**Problem to solve**
List all the lines in these records that hold "JSON".

**Data shown**
--- Begin ---
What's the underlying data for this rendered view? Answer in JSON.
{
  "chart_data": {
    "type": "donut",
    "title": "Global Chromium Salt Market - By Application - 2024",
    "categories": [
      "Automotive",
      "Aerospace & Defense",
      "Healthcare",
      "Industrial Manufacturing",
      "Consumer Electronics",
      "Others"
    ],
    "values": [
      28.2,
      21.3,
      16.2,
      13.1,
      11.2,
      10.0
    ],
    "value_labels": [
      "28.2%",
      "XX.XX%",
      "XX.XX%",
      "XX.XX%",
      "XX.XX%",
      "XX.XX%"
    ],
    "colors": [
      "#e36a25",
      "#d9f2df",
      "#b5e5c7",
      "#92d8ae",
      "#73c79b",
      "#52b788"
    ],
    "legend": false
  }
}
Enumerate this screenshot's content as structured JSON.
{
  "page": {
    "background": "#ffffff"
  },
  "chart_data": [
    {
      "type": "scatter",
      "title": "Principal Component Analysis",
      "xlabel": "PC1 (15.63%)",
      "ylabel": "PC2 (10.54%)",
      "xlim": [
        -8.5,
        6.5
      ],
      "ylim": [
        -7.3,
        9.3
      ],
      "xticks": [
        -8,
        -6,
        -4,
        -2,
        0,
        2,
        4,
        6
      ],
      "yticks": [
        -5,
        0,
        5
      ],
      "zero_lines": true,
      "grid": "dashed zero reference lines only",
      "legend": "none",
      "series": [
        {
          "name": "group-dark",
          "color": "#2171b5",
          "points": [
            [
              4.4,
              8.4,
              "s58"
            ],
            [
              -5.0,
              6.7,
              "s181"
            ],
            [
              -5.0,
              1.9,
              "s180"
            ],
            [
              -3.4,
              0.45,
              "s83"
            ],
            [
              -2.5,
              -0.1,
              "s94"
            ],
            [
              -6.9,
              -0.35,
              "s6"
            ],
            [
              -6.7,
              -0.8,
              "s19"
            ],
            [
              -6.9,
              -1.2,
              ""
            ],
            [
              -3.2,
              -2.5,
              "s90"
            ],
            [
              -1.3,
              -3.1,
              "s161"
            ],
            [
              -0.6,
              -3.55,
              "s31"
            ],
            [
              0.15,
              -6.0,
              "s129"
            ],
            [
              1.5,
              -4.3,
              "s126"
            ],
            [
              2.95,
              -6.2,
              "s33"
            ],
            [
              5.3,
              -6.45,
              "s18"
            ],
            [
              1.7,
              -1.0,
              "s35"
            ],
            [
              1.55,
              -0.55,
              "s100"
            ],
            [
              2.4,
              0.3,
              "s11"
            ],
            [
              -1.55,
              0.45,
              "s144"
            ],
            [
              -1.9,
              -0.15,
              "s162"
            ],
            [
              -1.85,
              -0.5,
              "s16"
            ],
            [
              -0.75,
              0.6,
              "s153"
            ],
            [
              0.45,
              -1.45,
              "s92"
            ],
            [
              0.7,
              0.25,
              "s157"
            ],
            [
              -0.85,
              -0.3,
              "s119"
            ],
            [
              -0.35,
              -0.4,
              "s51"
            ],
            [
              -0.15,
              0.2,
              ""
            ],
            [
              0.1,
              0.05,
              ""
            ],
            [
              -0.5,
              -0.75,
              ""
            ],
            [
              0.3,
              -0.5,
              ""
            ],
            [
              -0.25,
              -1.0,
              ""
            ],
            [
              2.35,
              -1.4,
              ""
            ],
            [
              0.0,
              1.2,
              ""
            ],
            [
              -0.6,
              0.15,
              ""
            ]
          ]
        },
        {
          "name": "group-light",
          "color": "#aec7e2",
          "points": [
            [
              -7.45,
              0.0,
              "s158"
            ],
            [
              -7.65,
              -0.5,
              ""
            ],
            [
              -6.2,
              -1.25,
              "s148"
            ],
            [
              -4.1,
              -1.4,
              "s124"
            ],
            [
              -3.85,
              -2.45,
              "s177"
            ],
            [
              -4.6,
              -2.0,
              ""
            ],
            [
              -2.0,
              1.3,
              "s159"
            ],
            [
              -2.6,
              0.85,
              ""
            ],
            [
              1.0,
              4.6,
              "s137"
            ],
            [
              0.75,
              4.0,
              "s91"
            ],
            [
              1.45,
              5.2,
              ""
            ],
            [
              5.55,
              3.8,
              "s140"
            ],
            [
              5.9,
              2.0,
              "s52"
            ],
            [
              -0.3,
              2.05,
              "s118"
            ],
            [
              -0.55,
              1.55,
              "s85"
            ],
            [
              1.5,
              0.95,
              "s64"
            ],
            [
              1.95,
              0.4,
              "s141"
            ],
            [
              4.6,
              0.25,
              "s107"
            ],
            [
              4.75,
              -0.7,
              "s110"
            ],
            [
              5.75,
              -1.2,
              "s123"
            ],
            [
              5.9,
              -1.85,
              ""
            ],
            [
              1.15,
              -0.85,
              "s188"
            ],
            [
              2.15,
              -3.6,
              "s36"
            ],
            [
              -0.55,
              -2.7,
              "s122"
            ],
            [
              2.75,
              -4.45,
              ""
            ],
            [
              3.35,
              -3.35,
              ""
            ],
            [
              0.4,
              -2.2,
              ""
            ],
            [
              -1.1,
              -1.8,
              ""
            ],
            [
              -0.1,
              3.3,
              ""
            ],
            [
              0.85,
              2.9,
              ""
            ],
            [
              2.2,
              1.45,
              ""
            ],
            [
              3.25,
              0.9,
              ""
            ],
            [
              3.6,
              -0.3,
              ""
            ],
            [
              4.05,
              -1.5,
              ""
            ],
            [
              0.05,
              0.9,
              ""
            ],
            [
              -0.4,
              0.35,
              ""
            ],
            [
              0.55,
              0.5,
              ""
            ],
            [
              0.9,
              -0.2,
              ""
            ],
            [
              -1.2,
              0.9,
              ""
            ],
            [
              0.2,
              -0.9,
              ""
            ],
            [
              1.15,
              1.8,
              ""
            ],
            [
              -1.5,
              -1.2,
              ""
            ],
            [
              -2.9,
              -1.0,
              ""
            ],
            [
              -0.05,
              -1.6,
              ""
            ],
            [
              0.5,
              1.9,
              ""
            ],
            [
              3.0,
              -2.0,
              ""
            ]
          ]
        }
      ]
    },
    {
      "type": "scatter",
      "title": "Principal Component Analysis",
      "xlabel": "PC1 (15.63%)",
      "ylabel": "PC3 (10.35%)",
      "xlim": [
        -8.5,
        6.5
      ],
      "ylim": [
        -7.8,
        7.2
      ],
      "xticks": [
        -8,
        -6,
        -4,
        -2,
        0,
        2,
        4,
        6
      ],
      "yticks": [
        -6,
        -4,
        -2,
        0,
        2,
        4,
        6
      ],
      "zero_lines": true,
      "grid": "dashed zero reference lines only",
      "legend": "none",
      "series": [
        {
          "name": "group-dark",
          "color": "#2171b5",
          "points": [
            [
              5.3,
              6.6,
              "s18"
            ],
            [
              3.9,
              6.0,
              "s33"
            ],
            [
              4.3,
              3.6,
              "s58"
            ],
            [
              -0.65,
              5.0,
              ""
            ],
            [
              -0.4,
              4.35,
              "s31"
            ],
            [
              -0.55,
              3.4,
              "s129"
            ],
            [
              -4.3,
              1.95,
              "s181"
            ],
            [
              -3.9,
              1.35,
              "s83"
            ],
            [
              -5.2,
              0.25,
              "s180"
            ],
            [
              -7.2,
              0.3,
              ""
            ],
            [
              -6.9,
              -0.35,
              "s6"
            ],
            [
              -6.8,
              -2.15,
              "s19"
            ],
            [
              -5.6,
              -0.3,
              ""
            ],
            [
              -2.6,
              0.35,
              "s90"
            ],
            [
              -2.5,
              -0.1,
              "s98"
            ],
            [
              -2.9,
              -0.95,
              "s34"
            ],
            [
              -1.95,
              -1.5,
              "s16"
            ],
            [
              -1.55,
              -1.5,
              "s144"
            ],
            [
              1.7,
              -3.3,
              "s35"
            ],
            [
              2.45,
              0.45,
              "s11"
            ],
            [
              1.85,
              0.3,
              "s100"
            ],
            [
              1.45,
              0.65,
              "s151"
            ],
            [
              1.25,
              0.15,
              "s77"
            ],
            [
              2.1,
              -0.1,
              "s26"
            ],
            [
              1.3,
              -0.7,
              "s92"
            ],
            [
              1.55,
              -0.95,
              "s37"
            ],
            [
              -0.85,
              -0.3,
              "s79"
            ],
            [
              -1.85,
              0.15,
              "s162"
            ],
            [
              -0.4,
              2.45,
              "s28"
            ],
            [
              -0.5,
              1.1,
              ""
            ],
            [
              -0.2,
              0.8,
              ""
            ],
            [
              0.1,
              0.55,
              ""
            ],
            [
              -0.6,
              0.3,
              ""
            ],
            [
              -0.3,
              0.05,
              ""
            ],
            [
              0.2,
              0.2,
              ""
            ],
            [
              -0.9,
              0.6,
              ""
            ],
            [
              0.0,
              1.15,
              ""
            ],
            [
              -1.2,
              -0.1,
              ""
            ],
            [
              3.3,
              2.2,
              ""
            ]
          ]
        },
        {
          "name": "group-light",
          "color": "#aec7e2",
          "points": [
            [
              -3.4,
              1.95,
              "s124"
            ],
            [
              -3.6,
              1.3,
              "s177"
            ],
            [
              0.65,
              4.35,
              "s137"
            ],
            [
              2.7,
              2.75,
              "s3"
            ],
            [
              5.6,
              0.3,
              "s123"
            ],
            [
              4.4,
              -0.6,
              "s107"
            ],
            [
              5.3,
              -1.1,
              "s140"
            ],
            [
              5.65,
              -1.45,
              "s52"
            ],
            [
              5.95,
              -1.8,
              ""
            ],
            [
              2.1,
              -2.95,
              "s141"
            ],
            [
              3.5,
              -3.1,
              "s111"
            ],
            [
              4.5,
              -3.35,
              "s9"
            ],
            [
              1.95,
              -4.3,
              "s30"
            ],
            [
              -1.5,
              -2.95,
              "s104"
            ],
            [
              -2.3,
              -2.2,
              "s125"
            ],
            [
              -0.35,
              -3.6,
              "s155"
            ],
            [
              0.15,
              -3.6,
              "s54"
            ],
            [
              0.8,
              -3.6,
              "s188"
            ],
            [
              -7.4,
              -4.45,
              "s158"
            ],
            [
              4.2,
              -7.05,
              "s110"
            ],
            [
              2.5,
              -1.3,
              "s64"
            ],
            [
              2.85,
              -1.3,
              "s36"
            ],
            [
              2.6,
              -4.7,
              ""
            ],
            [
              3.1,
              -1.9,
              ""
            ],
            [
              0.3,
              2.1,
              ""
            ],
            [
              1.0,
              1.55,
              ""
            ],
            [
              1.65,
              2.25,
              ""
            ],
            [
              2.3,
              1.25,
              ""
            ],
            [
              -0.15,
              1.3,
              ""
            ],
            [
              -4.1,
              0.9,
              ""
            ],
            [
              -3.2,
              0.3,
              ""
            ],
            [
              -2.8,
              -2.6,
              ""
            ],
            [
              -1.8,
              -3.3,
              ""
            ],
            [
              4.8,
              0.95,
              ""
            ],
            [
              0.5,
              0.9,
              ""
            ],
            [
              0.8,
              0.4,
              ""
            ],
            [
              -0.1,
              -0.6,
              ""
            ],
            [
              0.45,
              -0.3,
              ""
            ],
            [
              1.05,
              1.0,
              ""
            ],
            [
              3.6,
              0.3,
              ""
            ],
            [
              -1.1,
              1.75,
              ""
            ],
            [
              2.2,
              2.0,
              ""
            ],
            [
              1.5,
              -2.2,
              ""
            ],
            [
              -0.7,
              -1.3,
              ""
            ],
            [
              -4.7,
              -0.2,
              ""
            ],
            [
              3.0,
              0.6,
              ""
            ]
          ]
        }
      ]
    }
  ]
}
--- End ---
**Final result**
What's the underlying data for this rendered view? Answer in JSON.
Enumerate this screenshot's content as structured JSON.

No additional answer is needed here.